▶ Exercise objective
From the listing below, tally the lines that include "structured". Return only the total.

▶ Given records
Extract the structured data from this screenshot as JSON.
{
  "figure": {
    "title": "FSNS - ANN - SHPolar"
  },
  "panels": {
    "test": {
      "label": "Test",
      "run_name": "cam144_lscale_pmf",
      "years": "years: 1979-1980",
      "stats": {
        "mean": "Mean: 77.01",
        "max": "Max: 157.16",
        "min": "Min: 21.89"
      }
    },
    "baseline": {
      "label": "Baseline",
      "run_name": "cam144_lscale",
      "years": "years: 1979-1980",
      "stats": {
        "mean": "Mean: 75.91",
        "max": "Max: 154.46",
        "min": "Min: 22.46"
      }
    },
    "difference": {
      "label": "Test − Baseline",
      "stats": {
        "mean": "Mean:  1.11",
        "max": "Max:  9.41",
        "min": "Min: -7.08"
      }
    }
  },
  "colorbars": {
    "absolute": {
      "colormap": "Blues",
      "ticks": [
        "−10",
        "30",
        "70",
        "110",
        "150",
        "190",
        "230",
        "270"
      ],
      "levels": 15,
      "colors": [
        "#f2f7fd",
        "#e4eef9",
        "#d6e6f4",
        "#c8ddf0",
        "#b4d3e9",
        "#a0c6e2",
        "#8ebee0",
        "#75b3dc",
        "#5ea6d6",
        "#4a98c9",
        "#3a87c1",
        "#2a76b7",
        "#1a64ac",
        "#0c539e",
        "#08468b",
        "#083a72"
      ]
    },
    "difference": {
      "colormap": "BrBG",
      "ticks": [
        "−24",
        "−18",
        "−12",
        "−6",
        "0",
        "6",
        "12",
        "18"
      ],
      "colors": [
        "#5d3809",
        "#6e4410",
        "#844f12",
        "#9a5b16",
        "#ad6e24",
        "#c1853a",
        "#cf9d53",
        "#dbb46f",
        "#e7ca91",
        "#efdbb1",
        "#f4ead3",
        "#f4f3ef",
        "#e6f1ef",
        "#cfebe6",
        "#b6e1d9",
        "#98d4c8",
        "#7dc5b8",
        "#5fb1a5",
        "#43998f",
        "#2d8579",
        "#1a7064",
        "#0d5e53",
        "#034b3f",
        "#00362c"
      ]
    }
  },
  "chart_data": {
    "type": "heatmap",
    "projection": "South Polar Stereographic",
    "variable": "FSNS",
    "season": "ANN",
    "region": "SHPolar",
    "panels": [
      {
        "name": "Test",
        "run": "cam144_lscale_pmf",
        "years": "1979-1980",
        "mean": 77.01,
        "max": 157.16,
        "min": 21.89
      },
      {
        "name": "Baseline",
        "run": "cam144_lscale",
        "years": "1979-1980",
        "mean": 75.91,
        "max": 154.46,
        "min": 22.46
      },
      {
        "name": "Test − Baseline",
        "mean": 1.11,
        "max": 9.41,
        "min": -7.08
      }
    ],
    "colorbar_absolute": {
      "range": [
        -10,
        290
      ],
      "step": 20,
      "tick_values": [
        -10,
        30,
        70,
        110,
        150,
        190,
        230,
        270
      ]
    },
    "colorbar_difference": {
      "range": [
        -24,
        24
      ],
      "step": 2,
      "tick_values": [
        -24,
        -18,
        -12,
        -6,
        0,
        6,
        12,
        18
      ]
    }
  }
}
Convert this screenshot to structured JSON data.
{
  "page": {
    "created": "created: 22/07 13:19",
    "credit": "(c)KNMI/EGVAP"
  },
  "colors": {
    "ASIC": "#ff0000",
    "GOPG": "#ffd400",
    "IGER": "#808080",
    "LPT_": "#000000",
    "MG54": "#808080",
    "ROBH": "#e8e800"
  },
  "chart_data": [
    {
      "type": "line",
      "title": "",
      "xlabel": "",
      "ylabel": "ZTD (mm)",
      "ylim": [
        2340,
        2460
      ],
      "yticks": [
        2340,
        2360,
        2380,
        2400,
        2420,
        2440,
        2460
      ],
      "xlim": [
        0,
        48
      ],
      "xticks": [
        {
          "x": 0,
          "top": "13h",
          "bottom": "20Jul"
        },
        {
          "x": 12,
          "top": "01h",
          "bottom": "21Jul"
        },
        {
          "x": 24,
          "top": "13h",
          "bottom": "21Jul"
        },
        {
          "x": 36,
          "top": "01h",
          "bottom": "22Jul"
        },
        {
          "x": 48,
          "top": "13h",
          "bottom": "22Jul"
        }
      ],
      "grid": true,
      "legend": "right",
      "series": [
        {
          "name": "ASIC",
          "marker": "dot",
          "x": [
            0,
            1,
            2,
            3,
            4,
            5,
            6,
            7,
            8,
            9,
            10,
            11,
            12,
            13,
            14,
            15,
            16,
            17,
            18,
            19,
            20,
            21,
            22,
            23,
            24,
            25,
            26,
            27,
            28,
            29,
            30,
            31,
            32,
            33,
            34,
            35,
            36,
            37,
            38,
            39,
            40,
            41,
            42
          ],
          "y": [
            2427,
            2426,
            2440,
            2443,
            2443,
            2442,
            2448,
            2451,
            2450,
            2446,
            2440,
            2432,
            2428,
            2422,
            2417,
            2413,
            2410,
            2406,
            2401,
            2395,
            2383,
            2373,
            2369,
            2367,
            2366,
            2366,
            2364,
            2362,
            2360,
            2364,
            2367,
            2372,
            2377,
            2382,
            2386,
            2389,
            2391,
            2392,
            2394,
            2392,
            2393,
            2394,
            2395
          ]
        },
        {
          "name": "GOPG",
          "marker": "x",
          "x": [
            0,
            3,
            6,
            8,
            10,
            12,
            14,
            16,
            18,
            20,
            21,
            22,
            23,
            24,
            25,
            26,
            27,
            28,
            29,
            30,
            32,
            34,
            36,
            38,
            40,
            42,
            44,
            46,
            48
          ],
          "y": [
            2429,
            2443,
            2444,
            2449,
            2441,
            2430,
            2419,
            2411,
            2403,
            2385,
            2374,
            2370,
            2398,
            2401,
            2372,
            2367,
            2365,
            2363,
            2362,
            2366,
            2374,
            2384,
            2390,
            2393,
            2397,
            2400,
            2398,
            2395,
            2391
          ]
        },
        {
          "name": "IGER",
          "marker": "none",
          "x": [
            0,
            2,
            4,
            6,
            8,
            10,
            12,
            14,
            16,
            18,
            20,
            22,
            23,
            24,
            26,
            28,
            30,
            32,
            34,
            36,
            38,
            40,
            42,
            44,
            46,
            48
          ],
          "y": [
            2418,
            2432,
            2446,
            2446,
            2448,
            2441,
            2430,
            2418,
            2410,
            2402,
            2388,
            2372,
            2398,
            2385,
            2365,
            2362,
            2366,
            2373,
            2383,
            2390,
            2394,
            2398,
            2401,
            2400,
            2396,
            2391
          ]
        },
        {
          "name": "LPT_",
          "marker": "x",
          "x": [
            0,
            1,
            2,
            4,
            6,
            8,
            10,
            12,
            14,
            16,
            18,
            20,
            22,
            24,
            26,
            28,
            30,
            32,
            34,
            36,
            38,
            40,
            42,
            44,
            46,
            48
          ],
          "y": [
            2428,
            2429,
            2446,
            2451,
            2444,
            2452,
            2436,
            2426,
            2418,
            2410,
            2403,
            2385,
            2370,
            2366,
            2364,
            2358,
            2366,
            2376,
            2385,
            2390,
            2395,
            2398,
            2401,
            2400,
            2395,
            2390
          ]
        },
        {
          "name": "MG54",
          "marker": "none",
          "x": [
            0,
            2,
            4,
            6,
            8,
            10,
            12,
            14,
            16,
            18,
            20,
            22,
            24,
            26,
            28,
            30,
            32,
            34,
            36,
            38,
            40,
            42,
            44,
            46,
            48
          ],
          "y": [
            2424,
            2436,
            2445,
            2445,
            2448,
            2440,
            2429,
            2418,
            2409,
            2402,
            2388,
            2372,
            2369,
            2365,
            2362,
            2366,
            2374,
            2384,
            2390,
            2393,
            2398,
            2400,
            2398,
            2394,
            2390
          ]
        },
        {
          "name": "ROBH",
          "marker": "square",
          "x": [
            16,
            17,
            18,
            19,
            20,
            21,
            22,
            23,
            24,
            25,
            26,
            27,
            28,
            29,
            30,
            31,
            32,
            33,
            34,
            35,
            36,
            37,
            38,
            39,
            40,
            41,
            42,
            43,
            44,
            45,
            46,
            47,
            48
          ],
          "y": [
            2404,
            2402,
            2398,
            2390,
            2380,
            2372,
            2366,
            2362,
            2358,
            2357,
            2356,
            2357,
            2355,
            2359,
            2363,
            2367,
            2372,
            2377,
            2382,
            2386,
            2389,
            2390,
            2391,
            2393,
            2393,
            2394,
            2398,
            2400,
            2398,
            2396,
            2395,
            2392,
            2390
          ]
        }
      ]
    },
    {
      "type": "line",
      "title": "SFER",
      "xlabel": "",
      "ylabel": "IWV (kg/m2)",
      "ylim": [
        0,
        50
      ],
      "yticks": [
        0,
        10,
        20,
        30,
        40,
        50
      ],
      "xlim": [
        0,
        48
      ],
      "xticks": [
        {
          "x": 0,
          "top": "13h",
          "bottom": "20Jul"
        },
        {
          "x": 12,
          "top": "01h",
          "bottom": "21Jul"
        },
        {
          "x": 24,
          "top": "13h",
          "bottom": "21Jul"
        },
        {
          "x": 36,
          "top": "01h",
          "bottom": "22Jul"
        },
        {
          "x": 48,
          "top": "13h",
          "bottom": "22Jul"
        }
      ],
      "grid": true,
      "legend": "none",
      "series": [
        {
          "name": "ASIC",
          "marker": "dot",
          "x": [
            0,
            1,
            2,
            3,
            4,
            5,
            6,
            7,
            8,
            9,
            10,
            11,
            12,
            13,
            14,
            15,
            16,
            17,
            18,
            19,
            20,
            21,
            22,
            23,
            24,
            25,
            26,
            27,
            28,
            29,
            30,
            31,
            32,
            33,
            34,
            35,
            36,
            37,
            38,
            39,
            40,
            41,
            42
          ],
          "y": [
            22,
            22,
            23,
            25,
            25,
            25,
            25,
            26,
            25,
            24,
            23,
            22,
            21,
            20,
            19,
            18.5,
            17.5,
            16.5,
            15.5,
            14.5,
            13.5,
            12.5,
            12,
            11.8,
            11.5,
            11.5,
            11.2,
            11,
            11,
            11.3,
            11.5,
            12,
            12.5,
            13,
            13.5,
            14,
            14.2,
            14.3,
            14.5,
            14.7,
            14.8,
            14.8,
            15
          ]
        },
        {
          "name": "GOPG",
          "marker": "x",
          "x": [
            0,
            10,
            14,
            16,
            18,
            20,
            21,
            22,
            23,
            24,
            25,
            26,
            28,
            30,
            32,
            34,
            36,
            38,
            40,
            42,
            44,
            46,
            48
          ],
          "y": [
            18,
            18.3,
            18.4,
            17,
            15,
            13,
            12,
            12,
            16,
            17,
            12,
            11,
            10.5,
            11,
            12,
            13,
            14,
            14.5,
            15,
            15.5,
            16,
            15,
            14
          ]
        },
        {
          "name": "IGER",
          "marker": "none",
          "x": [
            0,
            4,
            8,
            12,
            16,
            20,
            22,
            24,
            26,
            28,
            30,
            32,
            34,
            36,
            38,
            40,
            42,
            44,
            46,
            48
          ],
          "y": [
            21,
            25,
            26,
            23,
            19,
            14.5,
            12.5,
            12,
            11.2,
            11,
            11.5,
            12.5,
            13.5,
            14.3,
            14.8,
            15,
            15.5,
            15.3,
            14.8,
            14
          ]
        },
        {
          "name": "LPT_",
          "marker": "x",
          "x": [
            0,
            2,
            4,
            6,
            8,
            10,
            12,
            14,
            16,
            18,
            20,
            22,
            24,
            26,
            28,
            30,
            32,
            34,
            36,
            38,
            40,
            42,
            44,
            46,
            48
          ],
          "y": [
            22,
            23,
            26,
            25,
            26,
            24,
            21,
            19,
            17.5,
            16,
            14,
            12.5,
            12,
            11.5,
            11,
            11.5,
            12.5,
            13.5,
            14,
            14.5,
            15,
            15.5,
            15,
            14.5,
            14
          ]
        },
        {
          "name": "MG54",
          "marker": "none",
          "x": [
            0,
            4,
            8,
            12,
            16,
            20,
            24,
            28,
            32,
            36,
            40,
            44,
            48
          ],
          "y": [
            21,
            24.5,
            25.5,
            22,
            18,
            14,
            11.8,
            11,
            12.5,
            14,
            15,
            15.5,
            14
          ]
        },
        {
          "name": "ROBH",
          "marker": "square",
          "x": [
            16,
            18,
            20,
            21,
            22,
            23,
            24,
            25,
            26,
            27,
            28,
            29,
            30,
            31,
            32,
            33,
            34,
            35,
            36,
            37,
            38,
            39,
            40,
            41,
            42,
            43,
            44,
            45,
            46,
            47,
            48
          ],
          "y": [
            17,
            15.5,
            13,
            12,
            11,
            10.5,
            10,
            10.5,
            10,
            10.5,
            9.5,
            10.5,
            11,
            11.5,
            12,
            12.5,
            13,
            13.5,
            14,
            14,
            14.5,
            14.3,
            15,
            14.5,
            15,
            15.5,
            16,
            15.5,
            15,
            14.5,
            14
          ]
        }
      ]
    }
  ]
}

▶ Response
2